_What the task asks_.
Find the lines holding the string "защитного" in the data, then copy all of them.

Records from a dataset:
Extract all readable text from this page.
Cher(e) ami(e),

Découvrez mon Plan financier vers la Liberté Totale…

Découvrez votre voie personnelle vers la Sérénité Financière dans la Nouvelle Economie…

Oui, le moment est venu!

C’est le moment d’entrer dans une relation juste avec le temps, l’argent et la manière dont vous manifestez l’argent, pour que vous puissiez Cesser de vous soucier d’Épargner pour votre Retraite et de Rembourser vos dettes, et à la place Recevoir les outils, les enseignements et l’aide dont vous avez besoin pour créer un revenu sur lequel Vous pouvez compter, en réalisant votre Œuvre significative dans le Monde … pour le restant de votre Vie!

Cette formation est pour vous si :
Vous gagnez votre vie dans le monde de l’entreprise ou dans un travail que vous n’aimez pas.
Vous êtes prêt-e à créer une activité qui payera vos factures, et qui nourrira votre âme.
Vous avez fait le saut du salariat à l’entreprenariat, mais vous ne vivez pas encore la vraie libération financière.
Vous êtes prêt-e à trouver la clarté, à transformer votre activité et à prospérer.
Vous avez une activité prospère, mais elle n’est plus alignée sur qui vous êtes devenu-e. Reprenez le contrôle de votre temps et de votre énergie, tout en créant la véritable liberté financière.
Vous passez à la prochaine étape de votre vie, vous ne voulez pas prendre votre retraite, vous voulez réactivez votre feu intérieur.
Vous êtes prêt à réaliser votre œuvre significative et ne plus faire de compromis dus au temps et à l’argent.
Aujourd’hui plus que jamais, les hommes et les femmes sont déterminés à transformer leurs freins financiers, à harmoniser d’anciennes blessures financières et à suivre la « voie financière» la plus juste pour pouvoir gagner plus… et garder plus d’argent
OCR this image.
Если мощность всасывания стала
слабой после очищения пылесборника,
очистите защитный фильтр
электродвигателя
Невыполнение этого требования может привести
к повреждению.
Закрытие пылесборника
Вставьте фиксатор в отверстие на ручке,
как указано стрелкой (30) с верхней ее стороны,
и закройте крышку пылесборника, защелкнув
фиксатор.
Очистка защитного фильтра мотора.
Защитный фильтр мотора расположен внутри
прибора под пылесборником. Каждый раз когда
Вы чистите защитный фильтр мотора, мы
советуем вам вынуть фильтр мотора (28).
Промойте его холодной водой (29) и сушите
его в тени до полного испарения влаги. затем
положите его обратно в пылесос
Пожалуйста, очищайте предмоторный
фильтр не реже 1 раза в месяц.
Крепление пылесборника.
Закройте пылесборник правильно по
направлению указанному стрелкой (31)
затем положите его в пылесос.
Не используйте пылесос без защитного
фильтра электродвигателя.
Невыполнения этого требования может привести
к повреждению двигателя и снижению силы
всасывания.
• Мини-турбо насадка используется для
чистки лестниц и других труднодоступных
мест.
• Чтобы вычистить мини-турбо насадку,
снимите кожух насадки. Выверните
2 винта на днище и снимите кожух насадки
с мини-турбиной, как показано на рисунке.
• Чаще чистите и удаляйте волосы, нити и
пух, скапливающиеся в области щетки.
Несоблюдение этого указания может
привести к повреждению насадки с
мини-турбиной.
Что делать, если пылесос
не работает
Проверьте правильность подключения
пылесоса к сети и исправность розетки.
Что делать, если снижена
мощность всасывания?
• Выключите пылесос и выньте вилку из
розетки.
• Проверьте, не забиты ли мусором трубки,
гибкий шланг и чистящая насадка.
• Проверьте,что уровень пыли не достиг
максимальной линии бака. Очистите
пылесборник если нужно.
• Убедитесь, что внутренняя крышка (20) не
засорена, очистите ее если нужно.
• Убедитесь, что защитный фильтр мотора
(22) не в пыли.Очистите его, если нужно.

_Answer_.
Очистка защитного фильтра мотора.
Не используйте пылесос без защитного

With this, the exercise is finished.